Given exercise ▸
State how many lines in the listing below include the word "Trần". Give nothing but the number.

*** The data

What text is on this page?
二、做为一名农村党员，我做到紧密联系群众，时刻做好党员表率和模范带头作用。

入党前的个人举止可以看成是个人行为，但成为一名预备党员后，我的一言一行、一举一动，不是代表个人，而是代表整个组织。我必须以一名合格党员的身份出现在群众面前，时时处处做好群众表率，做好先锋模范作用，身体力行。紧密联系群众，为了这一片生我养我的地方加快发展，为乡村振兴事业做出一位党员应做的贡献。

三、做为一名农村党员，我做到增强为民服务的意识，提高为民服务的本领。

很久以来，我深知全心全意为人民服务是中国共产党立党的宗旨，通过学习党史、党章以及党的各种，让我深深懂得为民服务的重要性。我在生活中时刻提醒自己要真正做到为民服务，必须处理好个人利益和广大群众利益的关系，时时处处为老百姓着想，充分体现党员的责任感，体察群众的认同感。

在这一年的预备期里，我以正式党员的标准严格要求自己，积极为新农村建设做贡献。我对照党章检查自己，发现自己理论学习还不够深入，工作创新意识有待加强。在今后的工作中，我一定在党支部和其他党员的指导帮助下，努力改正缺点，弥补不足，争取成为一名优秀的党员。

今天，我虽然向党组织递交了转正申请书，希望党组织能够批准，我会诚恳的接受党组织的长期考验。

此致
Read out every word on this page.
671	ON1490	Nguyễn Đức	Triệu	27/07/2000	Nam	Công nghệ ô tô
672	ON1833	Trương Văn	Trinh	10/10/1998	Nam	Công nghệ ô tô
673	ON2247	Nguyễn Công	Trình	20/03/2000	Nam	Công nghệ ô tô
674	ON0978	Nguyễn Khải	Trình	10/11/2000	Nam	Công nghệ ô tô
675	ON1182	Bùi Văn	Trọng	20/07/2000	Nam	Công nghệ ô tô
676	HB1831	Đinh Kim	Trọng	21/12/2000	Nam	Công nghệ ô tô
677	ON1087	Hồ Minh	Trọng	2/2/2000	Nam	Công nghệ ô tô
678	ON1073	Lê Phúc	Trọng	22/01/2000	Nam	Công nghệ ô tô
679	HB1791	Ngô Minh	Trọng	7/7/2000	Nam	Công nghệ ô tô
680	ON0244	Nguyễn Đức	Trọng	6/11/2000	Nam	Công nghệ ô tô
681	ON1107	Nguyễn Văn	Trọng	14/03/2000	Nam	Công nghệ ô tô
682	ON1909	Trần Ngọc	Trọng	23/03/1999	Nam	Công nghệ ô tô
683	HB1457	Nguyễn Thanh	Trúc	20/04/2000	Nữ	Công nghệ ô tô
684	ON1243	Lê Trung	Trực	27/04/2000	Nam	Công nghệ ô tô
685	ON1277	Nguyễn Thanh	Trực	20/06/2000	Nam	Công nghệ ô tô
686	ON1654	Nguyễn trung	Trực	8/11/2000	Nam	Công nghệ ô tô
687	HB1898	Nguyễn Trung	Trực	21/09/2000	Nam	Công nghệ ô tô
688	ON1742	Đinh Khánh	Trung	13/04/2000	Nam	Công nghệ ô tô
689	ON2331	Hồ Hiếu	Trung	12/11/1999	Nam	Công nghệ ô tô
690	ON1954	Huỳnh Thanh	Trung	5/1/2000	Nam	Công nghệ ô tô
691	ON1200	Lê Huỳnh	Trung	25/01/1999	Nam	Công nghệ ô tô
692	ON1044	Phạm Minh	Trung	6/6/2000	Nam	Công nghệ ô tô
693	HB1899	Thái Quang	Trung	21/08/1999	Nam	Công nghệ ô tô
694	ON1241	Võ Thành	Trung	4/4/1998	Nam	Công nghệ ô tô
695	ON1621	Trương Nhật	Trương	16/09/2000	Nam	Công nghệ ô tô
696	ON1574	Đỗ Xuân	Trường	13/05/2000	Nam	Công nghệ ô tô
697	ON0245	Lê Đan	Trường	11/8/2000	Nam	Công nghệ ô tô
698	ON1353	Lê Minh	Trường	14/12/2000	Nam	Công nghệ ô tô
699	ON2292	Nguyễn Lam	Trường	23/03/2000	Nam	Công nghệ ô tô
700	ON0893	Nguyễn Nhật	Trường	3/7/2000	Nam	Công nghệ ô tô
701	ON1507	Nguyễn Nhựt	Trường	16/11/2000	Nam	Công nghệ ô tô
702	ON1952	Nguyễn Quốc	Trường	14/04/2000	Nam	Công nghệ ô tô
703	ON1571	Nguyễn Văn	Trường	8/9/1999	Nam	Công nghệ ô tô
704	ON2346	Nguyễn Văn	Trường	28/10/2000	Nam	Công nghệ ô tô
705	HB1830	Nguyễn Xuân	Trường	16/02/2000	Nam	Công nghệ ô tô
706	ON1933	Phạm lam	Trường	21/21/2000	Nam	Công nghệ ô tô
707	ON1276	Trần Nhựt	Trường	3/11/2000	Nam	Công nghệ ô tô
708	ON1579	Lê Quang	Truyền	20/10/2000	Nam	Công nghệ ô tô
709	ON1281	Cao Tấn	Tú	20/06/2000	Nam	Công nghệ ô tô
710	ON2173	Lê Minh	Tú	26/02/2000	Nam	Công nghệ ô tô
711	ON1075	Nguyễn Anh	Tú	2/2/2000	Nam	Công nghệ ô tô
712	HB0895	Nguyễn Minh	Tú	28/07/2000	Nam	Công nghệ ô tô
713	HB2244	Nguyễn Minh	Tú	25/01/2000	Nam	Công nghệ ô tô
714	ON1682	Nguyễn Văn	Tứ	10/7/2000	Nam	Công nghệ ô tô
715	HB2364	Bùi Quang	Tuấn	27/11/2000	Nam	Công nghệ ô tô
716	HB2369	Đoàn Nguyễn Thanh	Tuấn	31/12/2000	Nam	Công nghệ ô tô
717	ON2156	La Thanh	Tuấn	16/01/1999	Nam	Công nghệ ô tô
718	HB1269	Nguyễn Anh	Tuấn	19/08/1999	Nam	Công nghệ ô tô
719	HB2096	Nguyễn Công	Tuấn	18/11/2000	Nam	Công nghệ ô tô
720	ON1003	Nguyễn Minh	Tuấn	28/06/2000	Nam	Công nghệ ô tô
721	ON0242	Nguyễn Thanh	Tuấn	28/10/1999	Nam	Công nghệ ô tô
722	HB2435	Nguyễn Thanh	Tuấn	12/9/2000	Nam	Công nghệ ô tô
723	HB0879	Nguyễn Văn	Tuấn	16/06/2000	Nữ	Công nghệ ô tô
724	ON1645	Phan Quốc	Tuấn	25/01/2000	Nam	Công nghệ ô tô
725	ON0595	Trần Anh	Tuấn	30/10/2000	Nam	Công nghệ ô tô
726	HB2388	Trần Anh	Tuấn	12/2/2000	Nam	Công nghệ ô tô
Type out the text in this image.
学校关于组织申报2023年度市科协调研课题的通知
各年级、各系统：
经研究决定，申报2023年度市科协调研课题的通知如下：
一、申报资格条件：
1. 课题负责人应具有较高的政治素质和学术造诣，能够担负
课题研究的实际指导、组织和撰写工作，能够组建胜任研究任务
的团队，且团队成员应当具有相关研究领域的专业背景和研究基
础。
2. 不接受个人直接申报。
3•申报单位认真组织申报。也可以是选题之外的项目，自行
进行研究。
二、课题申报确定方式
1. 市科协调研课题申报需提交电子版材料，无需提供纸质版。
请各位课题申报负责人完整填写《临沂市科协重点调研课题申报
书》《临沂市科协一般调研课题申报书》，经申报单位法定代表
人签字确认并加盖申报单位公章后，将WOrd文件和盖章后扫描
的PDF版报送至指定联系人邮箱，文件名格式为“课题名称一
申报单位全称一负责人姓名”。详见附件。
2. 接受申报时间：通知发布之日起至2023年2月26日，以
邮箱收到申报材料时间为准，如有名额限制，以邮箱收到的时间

******

Task response ▸
4